··· INPUT FOR THIS TASK

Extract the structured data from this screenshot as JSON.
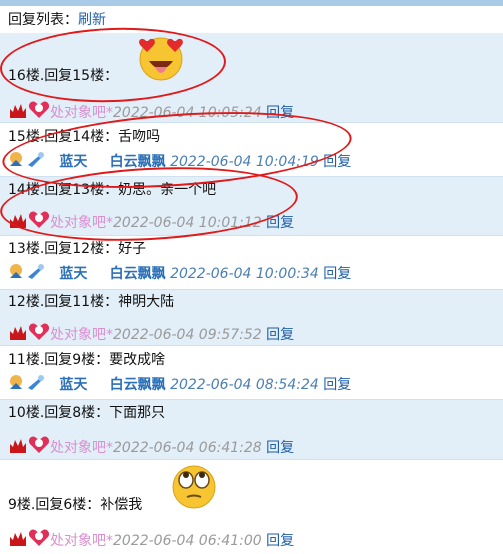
{
  "header": {
    "title": "回复列表：",
    "refresh": "刷新"
  },
  "users": {
    "pink": "处对象吧*",
    "blue1": "蓝天",
    "blue2": "白云飘飘"
  },
  "reply_label": "回复",
  "replies": [
    {
      "text": "16楼.回复15楼：",
      "user": "pink",
      "time": "2022-06-04 10:05:24"
    },
    {
      "text": "15楼.回复14楼：舌吻吗",
      "user": "blue",
      "time": "2022-06-04 10:04:19"
    },
    {
      "text": "14楼.回复13楼：奶思。亲一个吧",
      "user": "pink",
      "time": "2022-06-04 10:01:12"
    },
    {
      "text": "13楼.回复12楼：好子",
      "user": "blue",
      "time": "2022-06-04 10:00:34"
    },
    {
      "text": "12楼.回复11楼：神明大陆",
      "user": "pink",
      "time": "2022-06-04 09:57:52"
    },
    {
      "text": "11楼.回复9楼：要改成啥",
      "user": "blue",
      "time": "2022-06-04 08:54:24"
    },
    {
      "text": "10楼.回复8楼：下面那只",
      "user": "pink",
      "time": "2022-06-04 06:41:28"
    },
    {
      "text": "9楼.回复6楼：补偿我",
      "user": "pink",
      "time": "2022-06-04 06:41:00"
    }
  ],
  "colors": {
    "link": "#1f5fa8",
    "row_alt": "#e2eef8",
    "annotation": "#e01a1a"
  }
}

······

Pick out the lines containing the string "time" and show them.

FULL SOLUTION:
      "time": "2022-06-04 10:05:24"
      "time": "2022-06-04 10:04:19"
      "time": "2022-06-04 10:01:12"
      "time": "2022-06-04 10:00:34"
      "time": "2022-06-04 09:57:52"
      "time": "2022-06-04 08:54:24"
      "time": "2022-06-04 06:41:28"
      "time": "2022-06-04 06:41:00"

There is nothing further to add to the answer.